/---

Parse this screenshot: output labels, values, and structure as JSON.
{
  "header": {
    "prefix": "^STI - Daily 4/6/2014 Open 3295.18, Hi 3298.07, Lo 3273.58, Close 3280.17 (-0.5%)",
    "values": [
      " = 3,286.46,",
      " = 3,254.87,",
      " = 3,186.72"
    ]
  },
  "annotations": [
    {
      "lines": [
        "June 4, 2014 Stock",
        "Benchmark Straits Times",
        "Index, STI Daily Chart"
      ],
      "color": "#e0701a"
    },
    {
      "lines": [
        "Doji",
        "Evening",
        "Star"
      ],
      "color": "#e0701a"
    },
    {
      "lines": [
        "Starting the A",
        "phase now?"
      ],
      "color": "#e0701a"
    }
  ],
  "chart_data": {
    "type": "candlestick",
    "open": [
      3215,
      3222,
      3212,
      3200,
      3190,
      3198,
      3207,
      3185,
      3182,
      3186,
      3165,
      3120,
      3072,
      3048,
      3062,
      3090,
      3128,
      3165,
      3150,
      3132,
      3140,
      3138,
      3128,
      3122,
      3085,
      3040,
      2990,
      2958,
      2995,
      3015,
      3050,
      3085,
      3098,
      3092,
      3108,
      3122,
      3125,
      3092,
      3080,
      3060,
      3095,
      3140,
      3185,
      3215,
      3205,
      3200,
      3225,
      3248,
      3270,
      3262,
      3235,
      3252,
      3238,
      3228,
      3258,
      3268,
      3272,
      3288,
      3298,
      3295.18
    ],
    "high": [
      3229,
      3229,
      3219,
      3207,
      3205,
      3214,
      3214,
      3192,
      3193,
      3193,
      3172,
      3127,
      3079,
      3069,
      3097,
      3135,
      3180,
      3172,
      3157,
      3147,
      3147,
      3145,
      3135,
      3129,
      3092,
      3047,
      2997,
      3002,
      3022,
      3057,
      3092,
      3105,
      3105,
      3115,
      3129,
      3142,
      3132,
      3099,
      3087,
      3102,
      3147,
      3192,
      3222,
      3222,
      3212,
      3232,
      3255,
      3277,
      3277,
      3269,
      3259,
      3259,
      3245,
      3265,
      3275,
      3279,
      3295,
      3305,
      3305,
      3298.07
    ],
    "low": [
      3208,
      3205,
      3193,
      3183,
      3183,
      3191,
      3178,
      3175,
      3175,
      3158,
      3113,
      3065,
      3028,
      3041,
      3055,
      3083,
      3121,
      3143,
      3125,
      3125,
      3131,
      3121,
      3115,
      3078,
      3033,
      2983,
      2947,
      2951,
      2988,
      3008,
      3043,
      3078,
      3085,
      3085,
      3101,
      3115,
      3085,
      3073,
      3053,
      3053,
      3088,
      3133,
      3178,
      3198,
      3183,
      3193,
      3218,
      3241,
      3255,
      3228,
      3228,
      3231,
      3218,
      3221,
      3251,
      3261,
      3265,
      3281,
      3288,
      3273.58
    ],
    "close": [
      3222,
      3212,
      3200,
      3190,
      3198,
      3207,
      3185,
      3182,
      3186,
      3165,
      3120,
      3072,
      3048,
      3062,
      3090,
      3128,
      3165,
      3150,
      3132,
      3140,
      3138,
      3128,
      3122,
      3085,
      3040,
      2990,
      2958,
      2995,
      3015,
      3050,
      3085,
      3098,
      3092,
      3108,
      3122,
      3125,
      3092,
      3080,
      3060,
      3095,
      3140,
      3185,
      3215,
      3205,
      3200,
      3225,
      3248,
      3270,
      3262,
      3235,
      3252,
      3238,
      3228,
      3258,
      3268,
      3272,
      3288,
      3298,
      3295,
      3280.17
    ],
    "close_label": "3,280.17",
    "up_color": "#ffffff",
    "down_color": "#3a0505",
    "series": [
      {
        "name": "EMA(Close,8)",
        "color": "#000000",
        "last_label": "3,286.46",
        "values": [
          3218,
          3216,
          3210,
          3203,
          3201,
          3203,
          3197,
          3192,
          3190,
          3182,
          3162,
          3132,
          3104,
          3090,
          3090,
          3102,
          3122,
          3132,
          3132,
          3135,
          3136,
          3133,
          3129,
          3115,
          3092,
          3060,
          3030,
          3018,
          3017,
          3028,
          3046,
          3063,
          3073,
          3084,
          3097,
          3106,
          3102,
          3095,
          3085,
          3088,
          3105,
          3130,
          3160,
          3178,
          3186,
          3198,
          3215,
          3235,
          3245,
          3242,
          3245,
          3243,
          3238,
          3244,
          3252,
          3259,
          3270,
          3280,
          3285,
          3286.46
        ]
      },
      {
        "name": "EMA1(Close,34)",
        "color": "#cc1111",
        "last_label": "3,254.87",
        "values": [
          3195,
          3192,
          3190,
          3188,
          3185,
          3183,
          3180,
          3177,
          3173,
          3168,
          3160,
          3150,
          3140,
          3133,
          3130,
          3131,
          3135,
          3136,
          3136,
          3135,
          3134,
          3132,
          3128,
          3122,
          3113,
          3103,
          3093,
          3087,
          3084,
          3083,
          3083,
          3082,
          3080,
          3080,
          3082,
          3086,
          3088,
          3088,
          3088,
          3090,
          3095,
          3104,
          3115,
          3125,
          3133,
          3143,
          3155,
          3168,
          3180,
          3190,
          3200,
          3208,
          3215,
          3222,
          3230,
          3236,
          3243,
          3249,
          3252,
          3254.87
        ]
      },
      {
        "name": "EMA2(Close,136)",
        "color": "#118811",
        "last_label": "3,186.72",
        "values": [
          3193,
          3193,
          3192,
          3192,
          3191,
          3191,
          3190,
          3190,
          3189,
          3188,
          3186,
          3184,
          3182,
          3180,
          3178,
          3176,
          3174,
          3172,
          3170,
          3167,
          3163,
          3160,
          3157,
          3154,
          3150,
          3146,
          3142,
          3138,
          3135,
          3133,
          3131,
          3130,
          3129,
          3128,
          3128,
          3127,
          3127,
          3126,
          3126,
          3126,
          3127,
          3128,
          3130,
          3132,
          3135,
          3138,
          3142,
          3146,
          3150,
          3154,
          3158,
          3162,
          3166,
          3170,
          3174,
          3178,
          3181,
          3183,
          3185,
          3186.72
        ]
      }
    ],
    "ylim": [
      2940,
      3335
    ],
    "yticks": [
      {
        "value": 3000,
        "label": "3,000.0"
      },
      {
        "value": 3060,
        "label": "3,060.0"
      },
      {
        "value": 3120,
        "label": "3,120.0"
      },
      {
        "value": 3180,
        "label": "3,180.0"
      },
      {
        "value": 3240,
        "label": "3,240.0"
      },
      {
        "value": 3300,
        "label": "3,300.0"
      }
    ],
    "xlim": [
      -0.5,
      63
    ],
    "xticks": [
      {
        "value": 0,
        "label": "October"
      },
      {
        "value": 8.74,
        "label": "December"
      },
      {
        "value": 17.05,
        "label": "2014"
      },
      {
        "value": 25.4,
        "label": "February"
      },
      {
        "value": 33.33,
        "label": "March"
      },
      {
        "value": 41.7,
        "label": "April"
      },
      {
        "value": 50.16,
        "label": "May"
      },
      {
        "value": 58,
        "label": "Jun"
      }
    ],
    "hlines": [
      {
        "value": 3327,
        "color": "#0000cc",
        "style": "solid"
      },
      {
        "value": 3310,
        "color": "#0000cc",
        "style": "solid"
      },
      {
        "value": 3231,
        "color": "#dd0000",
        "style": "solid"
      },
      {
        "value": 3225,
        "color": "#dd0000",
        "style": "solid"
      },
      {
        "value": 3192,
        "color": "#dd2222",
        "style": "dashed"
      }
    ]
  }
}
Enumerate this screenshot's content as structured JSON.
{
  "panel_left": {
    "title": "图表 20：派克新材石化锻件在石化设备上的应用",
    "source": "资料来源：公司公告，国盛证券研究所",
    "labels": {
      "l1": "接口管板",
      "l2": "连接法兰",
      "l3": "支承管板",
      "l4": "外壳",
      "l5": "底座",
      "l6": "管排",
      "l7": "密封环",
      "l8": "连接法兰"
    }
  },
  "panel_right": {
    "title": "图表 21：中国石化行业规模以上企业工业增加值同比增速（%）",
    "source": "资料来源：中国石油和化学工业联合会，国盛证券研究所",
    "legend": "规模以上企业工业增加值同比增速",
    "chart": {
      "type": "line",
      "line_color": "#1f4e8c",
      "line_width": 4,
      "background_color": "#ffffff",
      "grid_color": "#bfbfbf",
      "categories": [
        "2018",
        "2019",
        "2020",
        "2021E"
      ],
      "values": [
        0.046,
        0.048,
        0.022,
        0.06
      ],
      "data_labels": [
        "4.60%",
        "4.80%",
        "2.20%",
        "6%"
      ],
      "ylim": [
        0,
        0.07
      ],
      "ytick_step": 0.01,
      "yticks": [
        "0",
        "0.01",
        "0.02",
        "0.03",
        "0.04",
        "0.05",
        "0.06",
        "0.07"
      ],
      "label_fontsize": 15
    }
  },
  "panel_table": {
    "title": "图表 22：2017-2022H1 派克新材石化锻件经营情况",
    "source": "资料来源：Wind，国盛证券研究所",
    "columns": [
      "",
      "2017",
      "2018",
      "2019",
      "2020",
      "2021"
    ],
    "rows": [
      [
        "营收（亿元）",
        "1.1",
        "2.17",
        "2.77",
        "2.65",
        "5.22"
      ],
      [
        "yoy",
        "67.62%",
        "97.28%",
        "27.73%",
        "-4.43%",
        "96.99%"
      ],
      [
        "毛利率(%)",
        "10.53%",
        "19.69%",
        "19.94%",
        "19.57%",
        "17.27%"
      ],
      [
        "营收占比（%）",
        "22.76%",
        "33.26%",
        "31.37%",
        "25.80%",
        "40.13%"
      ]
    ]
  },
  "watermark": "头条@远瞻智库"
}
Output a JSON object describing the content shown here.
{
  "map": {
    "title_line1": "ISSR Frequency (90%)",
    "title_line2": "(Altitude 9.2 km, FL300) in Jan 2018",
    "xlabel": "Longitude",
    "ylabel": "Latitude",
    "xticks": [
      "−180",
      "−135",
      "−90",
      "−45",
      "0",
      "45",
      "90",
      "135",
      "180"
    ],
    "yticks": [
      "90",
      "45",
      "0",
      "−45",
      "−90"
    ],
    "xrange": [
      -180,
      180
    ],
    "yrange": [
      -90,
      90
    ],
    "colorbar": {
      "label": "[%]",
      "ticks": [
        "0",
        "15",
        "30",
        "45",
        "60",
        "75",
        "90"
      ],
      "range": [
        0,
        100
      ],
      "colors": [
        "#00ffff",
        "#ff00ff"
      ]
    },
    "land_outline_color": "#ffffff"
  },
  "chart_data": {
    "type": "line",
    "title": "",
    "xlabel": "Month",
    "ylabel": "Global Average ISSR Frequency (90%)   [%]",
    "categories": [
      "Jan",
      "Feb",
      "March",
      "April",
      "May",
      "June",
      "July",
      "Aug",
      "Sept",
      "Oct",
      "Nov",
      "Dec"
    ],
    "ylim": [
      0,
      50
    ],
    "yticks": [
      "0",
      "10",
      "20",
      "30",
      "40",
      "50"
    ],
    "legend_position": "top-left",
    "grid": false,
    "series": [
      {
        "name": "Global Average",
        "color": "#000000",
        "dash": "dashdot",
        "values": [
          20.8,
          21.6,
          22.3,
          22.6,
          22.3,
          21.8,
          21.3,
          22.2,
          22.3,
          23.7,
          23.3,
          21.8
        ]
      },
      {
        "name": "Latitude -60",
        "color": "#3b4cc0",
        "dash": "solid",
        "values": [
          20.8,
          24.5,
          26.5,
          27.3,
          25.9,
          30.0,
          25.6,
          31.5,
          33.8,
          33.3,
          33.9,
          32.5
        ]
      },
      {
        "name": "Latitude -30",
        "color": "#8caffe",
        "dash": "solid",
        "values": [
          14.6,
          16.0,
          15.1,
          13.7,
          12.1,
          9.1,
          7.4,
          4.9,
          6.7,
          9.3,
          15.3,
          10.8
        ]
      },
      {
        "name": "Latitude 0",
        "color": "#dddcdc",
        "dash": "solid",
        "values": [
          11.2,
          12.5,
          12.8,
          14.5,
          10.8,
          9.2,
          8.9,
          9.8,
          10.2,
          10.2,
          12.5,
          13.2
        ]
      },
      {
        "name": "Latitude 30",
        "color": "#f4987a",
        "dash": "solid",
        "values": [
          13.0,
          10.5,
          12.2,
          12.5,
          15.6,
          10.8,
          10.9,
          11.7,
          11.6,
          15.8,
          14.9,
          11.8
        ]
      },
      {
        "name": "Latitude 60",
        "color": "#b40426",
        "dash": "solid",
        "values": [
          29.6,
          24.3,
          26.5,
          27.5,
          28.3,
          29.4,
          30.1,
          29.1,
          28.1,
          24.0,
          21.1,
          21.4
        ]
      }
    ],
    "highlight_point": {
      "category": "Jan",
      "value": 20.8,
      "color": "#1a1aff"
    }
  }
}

\---

Collect every line with the string "this" from the records, and copy each.

Finished answer:
Parse this screenshot: output labels, values, and structure as JSON.
Enumerate this screenshot's content as structured JSON.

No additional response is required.